THE PROBLEM -
Below are some records. How many of their lines contain the string "this"? Give the number only.

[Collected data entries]
★ ★ ★ ★ ★ ★ ★

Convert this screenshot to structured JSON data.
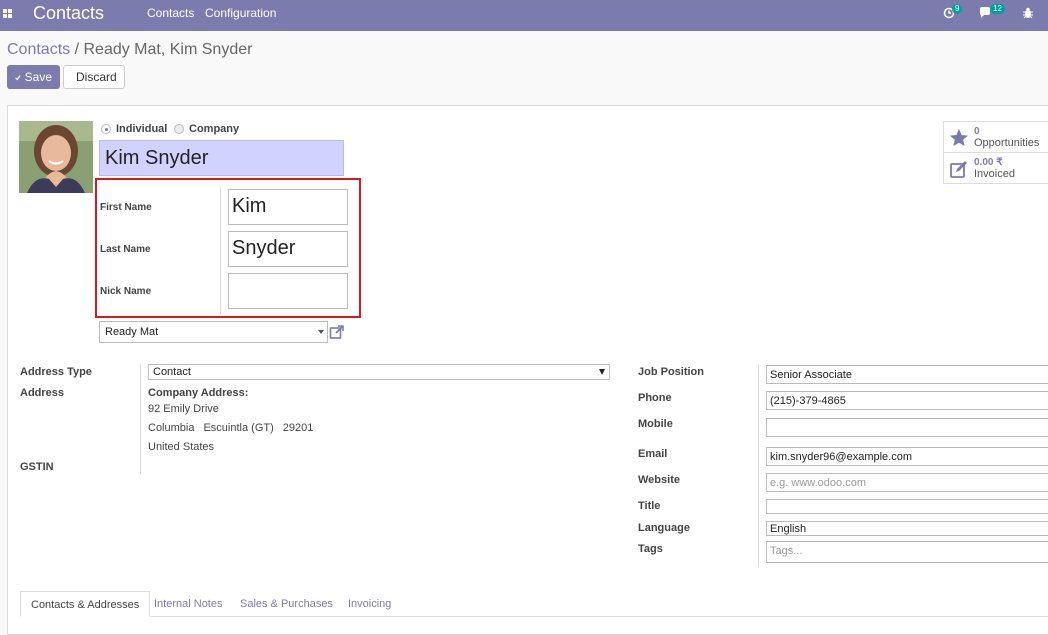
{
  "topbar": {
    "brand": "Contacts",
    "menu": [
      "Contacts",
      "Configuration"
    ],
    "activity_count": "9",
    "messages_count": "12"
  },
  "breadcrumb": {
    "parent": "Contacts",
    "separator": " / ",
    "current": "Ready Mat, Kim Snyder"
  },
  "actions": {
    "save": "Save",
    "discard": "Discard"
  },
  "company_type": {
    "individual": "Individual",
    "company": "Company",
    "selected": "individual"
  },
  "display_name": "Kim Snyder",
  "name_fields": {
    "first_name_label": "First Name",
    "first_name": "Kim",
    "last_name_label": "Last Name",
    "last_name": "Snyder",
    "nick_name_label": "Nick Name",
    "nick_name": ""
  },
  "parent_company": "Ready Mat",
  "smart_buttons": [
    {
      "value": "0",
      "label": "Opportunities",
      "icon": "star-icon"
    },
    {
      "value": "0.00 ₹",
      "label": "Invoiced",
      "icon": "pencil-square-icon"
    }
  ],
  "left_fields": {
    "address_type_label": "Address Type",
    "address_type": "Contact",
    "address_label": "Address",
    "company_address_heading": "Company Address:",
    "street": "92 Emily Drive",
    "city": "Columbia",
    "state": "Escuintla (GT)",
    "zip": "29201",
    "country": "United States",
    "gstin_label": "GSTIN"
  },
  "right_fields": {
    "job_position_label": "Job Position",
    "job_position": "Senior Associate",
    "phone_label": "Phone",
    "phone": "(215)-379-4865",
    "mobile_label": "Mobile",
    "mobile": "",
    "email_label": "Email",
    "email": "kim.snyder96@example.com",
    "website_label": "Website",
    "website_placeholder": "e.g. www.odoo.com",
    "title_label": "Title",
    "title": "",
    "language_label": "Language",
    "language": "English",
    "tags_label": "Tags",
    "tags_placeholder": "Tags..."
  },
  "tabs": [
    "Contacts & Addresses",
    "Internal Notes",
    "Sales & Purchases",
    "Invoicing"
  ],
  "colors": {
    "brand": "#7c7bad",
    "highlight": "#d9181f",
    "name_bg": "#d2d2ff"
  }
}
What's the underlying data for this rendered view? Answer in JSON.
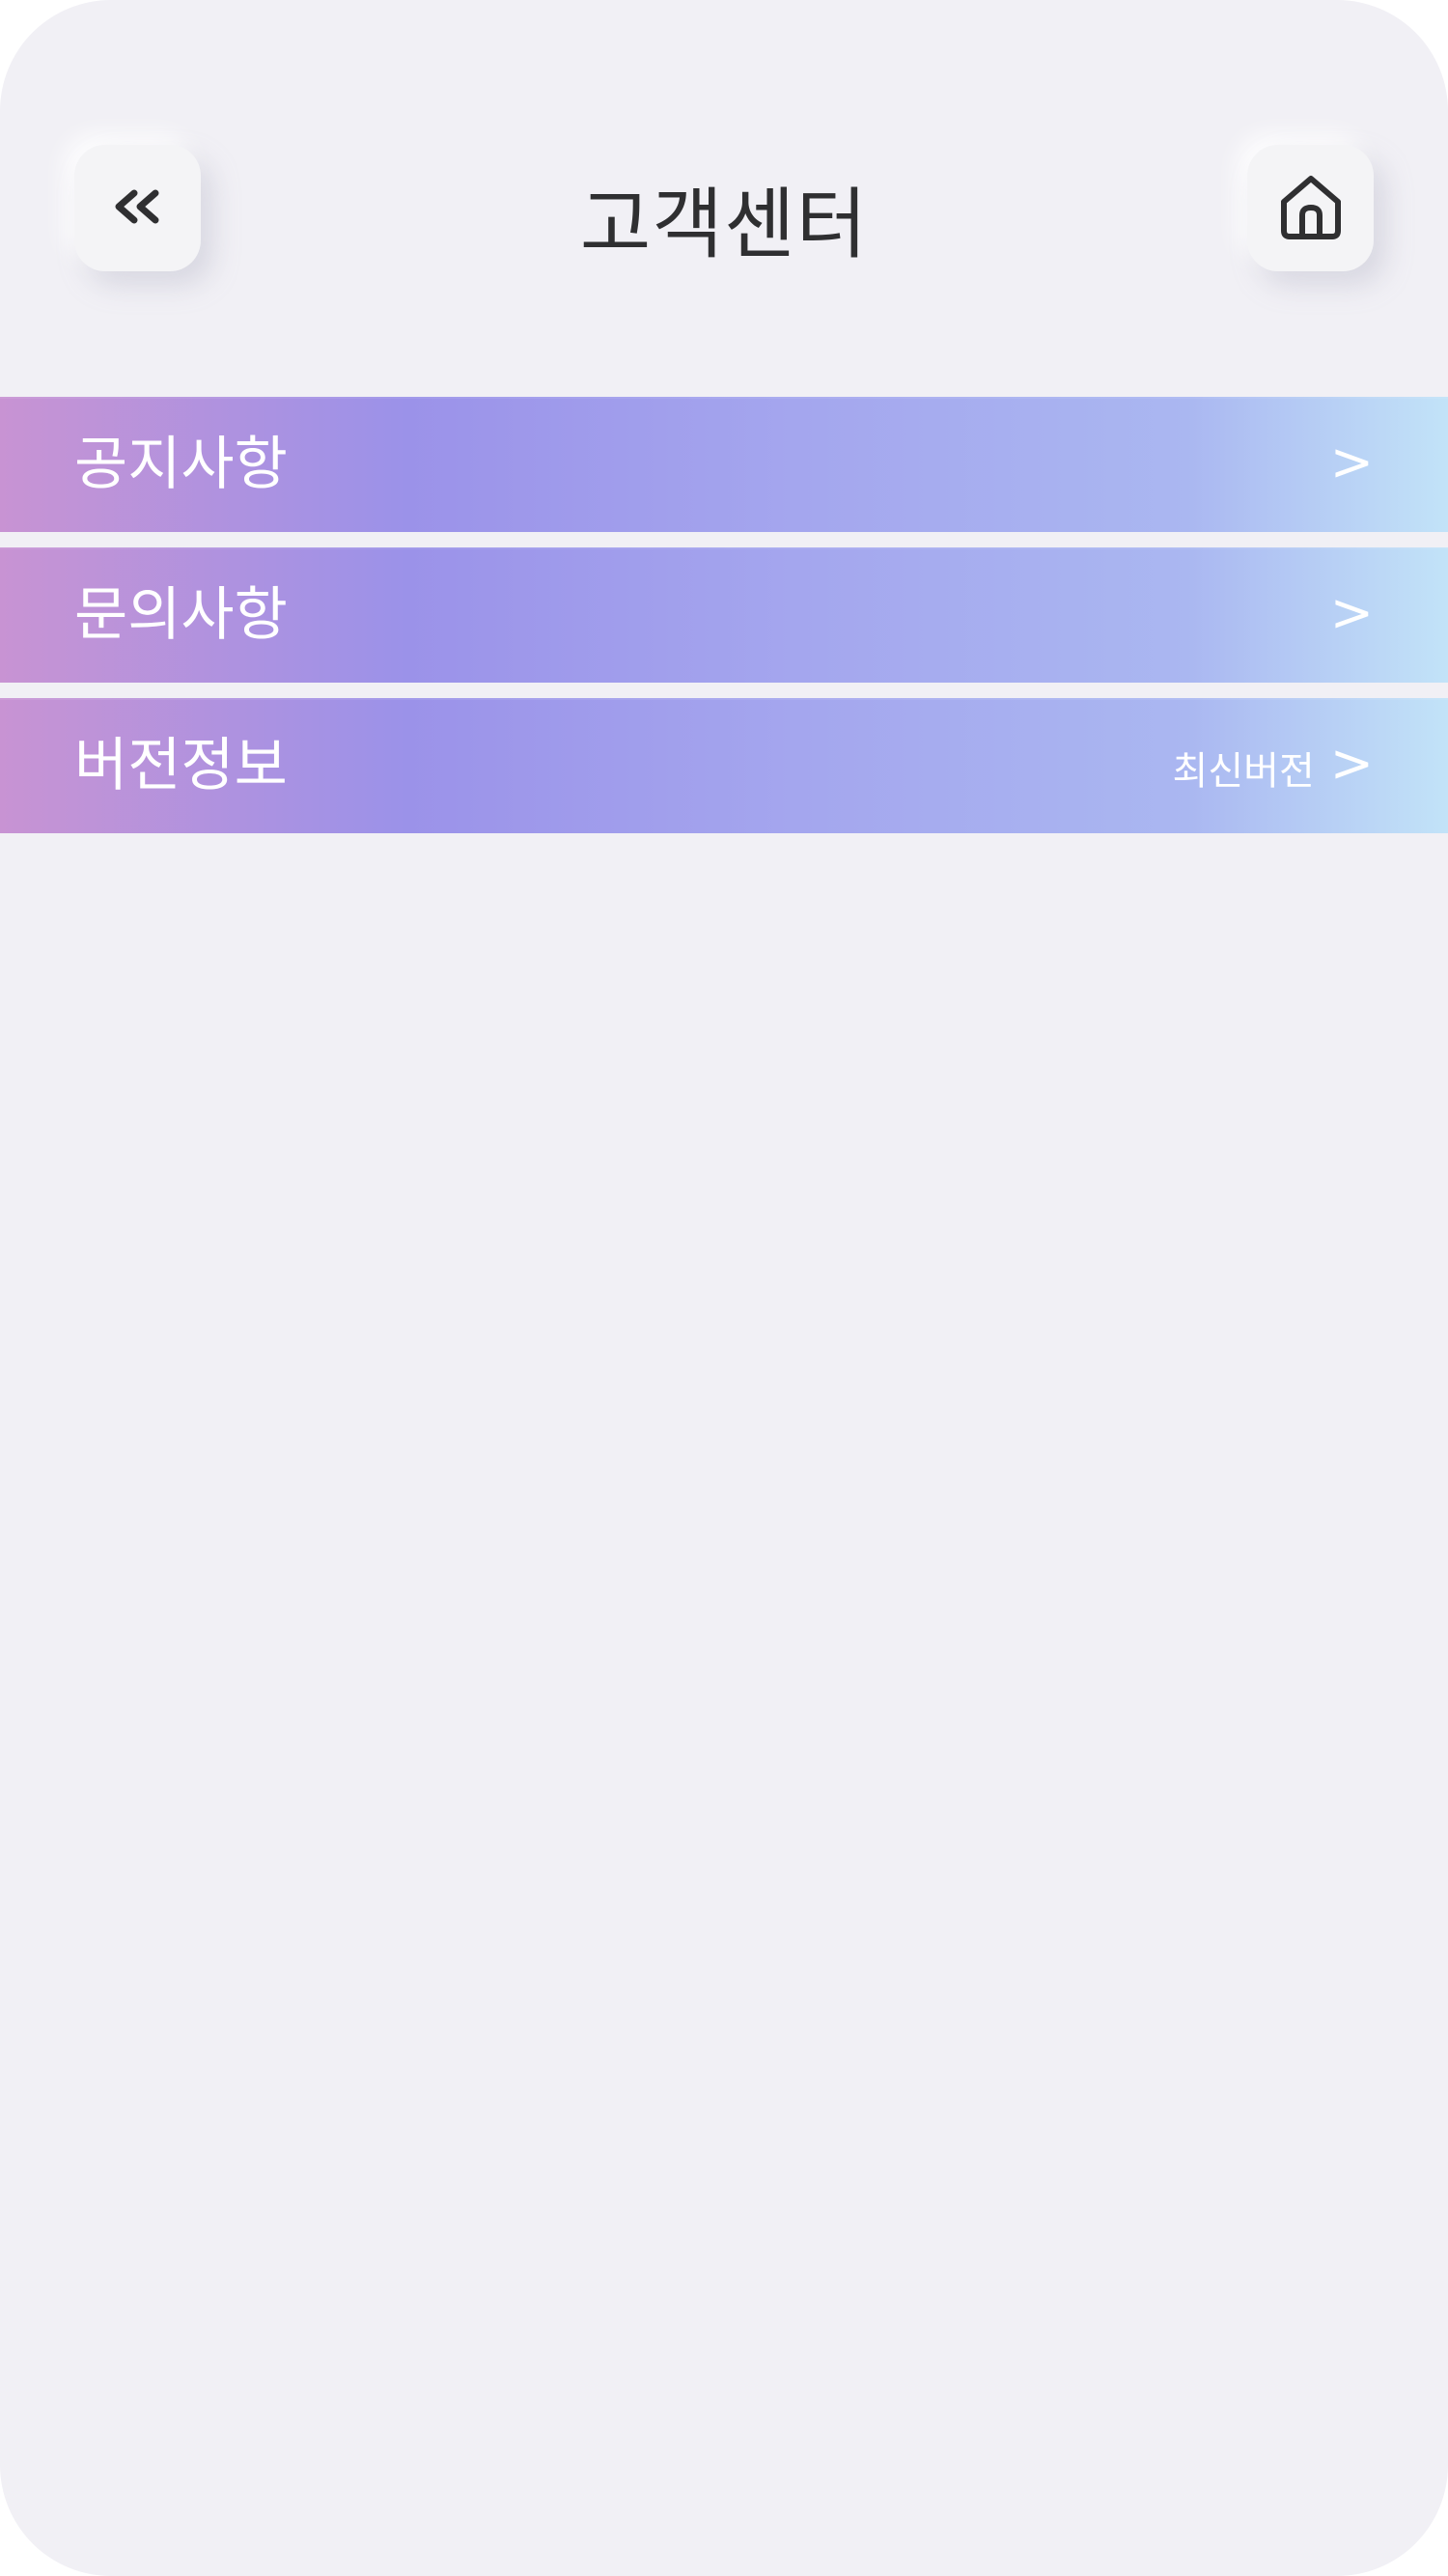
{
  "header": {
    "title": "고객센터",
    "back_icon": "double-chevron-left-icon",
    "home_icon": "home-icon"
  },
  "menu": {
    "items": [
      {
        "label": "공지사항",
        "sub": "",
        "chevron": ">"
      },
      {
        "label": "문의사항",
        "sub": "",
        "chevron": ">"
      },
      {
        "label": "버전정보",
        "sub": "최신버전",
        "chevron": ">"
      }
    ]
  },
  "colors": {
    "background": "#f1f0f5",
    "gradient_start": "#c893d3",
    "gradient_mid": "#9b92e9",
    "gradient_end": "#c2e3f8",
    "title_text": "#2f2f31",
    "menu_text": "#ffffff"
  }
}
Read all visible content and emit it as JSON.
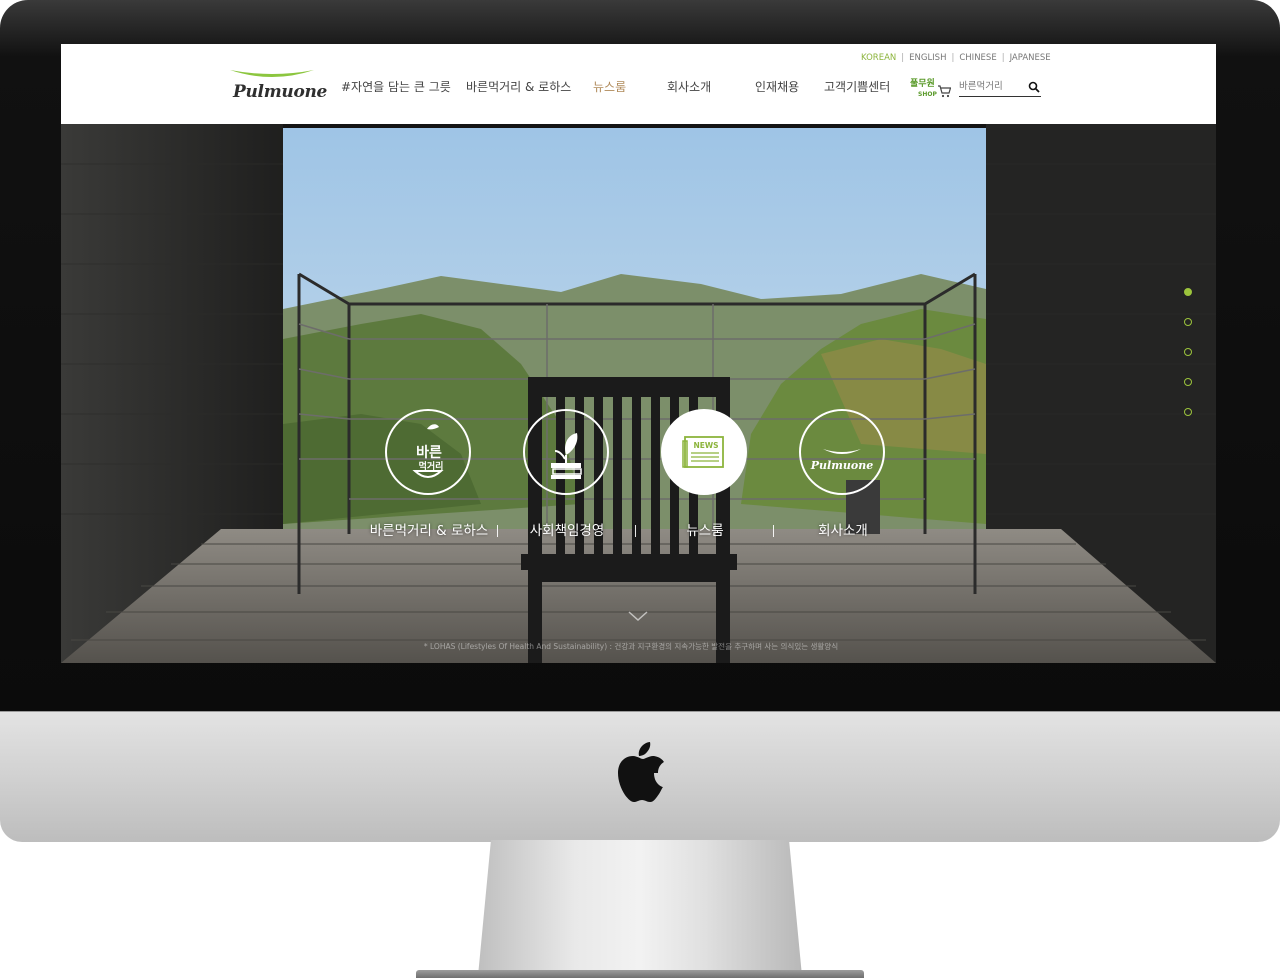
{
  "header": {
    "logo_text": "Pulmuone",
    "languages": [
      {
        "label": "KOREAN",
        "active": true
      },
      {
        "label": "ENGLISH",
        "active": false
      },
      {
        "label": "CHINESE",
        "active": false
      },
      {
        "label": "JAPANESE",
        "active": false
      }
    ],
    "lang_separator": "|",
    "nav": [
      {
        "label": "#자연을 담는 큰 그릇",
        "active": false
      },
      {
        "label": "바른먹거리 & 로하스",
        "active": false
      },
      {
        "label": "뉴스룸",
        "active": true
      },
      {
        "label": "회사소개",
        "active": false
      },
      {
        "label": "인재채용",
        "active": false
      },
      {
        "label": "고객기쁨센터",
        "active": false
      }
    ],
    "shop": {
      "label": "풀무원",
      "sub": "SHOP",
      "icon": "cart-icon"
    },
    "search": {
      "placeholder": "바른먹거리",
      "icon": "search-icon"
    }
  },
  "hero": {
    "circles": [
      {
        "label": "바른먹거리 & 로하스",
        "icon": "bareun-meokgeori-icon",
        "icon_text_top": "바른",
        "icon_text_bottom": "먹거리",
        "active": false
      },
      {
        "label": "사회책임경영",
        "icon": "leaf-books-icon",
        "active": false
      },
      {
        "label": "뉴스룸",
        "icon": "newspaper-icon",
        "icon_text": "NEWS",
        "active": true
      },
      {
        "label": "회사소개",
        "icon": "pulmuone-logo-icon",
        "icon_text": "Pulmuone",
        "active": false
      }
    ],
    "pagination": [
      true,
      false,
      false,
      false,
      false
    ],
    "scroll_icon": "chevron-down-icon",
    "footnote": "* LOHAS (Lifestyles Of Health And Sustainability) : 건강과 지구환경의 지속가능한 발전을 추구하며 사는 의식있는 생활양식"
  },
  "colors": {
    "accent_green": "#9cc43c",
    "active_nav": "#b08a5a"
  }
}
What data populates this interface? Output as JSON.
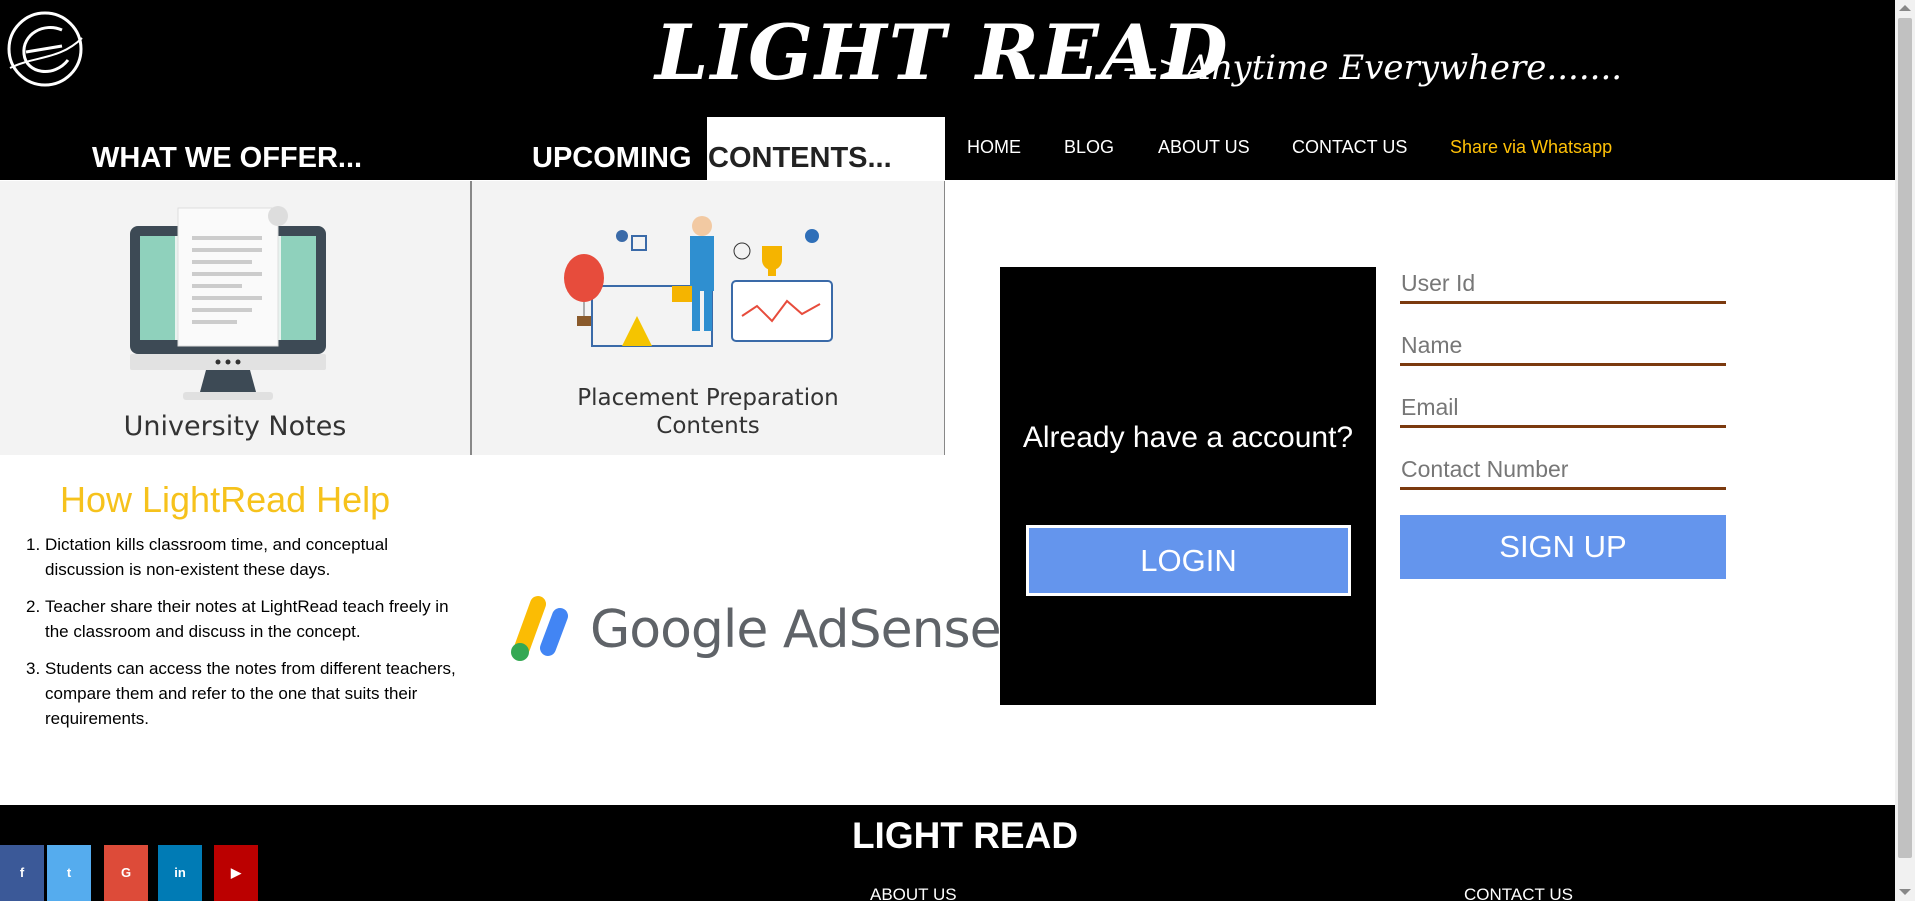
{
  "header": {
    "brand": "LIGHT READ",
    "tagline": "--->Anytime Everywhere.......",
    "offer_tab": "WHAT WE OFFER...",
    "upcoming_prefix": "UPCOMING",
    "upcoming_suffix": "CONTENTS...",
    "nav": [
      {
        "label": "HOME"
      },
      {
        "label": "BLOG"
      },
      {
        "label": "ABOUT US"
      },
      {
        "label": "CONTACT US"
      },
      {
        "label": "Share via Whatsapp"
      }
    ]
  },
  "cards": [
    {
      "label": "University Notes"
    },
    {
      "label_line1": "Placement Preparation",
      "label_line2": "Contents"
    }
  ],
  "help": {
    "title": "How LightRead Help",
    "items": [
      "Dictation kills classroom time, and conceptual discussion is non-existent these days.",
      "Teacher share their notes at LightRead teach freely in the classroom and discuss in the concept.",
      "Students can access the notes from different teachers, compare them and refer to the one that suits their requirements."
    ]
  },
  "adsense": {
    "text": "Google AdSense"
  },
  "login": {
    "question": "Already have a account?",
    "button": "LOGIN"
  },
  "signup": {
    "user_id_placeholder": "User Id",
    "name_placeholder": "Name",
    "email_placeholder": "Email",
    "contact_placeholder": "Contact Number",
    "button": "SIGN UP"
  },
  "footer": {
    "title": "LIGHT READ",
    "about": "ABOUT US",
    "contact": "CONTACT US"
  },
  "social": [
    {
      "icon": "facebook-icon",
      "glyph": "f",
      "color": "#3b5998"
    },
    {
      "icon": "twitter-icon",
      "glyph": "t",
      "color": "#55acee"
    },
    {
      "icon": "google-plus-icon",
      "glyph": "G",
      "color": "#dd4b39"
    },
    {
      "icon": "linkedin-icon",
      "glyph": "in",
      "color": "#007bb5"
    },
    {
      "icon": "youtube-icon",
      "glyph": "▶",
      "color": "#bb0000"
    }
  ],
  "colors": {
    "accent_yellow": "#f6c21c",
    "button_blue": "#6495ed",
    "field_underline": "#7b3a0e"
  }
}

★ ★ ★ ★ ★ ★ ★

WRITTEN ANSWER -
3